**EXCERPTED DATA**

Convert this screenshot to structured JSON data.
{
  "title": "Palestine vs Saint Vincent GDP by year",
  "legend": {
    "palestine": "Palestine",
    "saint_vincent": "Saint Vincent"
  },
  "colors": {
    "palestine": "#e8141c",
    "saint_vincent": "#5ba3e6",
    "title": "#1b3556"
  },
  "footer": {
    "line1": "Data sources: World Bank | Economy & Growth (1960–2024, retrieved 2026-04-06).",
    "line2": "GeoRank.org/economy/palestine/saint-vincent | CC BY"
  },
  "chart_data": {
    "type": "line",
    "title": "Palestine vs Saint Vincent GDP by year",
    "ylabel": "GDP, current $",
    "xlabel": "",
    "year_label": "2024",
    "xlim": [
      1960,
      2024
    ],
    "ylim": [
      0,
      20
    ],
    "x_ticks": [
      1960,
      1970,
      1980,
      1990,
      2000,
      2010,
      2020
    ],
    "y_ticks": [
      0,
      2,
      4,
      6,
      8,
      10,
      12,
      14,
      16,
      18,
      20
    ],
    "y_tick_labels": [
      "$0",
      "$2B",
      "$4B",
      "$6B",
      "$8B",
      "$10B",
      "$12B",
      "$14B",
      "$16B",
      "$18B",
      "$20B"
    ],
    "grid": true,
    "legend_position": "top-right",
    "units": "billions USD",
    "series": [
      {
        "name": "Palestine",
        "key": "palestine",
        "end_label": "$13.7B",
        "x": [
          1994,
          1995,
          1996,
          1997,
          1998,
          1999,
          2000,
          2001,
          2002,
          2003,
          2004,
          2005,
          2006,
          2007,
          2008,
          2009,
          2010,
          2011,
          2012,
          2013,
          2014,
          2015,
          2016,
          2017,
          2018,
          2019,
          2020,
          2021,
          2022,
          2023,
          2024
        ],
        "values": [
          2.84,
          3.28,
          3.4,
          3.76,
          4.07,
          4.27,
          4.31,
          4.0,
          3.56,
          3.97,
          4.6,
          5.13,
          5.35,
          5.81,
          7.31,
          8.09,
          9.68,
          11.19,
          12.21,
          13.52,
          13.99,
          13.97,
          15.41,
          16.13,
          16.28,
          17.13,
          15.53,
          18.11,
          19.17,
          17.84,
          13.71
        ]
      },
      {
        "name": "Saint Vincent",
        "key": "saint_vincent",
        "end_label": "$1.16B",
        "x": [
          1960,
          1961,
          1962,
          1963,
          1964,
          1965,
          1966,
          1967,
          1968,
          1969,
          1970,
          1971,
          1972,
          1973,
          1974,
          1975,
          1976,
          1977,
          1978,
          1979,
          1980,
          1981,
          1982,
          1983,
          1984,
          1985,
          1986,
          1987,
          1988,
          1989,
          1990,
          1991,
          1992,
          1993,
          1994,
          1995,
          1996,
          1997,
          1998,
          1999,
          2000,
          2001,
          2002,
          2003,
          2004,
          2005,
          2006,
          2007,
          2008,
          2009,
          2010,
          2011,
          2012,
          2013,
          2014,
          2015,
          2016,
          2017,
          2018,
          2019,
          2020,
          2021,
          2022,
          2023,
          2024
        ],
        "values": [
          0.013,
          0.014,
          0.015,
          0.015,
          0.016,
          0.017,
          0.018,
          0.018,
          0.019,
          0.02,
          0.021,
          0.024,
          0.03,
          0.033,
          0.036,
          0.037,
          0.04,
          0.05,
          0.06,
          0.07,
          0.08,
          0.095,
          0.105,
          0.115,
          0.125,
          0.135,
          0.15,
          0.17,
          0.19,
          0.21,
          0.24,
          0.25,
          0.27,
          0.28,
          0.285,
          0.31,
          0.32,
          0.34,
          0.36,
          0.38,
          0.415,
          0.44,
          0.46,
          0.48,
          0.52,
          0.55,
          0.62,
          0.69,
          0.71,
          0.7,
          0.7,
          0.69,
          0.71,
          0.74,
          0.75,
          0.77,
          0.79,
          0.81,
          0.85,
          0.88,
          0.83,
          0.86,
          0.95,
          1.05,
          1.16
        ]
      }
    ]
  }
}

**TASK TO CARRY OUT**
Retype the material above, line by line, exactly.

**ANSWER TO THE TASK**
Convert this screenshot to structured JSON data.
{
  "title": "Palestine vs Saint Vincent GDP by year",
  "legend": {
    "palestine": "Palestine",
    "saint_vincent": "Saint Vincent"
  },
  "colors": {
    "palestine": "#e8141c",
    "saint_vincent": "#5ba3e6",
    "title": "#1b3556"
  },
  "footer": {
    "line1": "Data sources: World Bank | Economy & Growth (1960–2024, retrieved 2026-04-06).",
    "line2": "GeoRank.org/economy/palestine/saint-vincent | CC BY"
  },
  "chart_data": {
    "type": "line",
    "title": "Palestine vs Saint Vincent GDP by year",
    "ylabel": "GDP, current $",
    "xlabel": "",
    "year_label": "2024",
    "xlim": [
      1960,
      2024
    ],
    "ylim": [
      0,
      20
    ],
    "x_ticks": [
      1960,
      1970,
      1980,
      1990,
      2000,
      2010,
      2020
    ],
    "y_ticks": [
      0,
      2,
      4,
      6,
      8,
      10,
      12,
      14,
      16,
      18,
      20
    ],
    "y_tick_labels": [
      "$0",
      "$2B",
      "$4B",
      "$6B",
      "$8B",
      "$10B",
      "$12B",
      "$14B",
      "$16B",
      "$18B",
      "$20B"
    ],
    "grid": true,
    "legend_position": "top-right",
    "units": "billions USD",
    "series": [
      {
        "name": "Palestine",
        "key": "palestine",
        "end_label": "$13.7B",
        "x": [
          1994,
          1995,
          1996,
          1997,
          1998,
          1999,
          2000,
          2001,
          2002,
          2003,
          2004,
          2005,
          2006,
          2007,
          2008,
          2009,
          2010,
          2011,
          2012,
          2013,
          2014,
          2015,
          2016,
          2017,
          2018,
          2019,
          2020,
          2021,
          2022,
          2023,
          2024
        ],
        "values": [
          2.84,
          3.28,
          3.4,
          3.76,
          4.07,
          4.27,
          4.31,
          4.0,
          3.56,
          3.97,
          4.6,
          5.13,
          5.35,
          5.81,
          7.31,
          8.09,
          9.68,
          11.19,
          12.21,
          13.52,
          13.99,
          13.97,
          15.41,
          16.13,
          16.28,
          17.13,
          15.53,
          18.11,
          19.17,
          17.84,
          13.71
        ]
      },
      {
        "name": "Saint Vincent",
        "key": "saint_vincent",
        "end_label": "$1.16B",
        "x": [
          1960,
          1961,
          1962,
          1963,
          1964,
          1965,
          1966,
          1967,
          1968,
          1969,
          1970,
          1971,
          1972,
          1973,
          1974,
          1975,
          1976,
          1977,
          1978,
          1979,
          1980,
          1981,
          1982,
          1983,
          1984,
          1985,
          1986,
          1987,
          1988,
          1989,
          1990,
          1991,
          1992,
          1993,
          1994,
          1995,
          1996,
          1997,
          1998,
          1999,
          2000,
          2001,
          2002,
          2003,
          2004,
          2005,
          2006,
          2007,
          2008,
          2009,
          2010,
          2011,
          2012,
          2013,
          2014,
          2015,
          2016,
          2017,
          2018,
          2019,
          2020,
          2021,
          2022,
          2023,
          2024
        ],
        "values": [
          0.013,
          0.014,
          0.015,
          0.015,
          0.016,
          0.017,
          0.018,
          0.018,
          0.019,
          0.02,
          0.021,
          0.024,
          0.03,
          0.033,
          0.036,
          0.037,
          0.04,
          0.05,
          0.06,
          0.07,
          0.08,
          0.095,
          0.105,
          0.115,
          0.125,
          0.135,
          0.15,
          0.17,
          0.19,
          0.21,
          0.24,
          0.25,
          0.27,
          0.28,
          0.285,
          0.31,
          0.32,
          0.34,
          0.36,
          0.38,
          0.415,
          0.44,
          0.46,
          0.48,
          0.52,
          0.55,
          0.62,
          0.69,
          0.71,
          0.7,
          0.7,
          0.69,
          0.71,
          0.74,
          0.75,
          0.77,
          0.79,
          0.81,
          0.85,
          0.88,
          0.83,
          0.86,
          0.95,
          1.05,
          1.16
        ]
      }
    ]
  }
}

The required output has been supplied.